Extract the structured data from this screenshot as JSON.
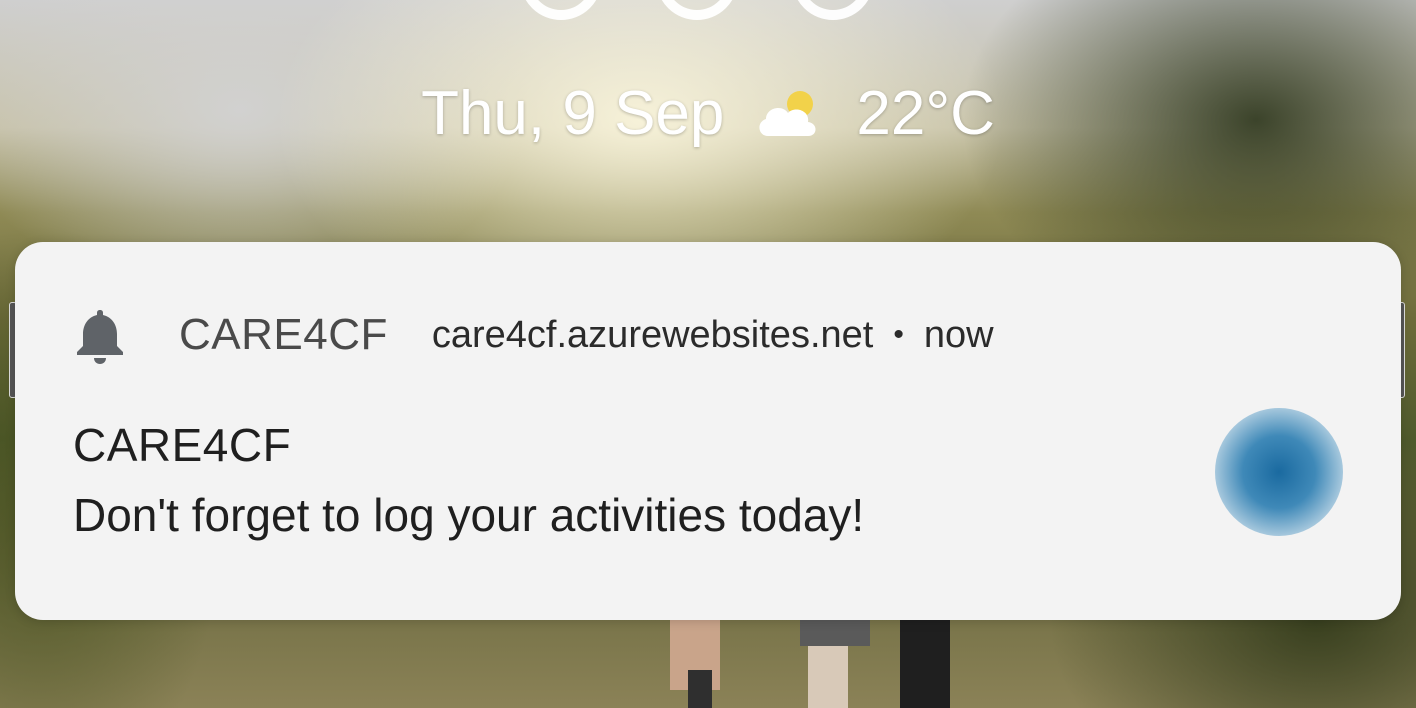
{
  "lockscreen": {
    "date": "Thu, 9 Sep",
    "weather_icon": "partly-cloudy-icon",
    "temperature": "22°C"
  },
  "notification": {
    "icon": "bell-icon",
    "app_name": "CARE4CF",
    "source": "care4cf.azurewebsites.net",
    "separator": "•",
    "time": "now",
    "title": "CARE4CF",
    "text": "Don't forget to log your activities today!",
    "large_icon": "blue-circle-app-icon"
  },
  "colors": {
    "card_background": "#f3f3f3",
    "large_icon_blue": "#1a6aa0",
    "text_primary": "#1f1f1f",
    "text_secondary": "#4a4a4a"
  }
}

:: What the exercise asks ::
Quote the data above in full, leaving out the pictures it holds.

:: Exercise answer ::
Extract the structured data from this screenshot as JSON.
{
  "lockscreen": {
    "date": "Thu, 9 Sep",
    "weather_icon": "partly-cloudy-icon",
    "temperature": "22°C"
  },
  "notification": {
    "icon": "bell-icon",
    "app_name": "CARE4CF",
    "source": "care4cf.azurewebsites.net",
    "separator": "•",
    "time": "now",
    "title": "CARE4CF",
    "text": "Don't forget to log your activities today!",
    "large_icon": "blue-circle-app-icon"
  },
  "colors": {
    "card_background": "#f3f3f3",
    "large_icon_blue": "#1a6aa0",
    "text_primary": "#1f1f1f",
    "text_secondary": "#4a4a4a"
  }
}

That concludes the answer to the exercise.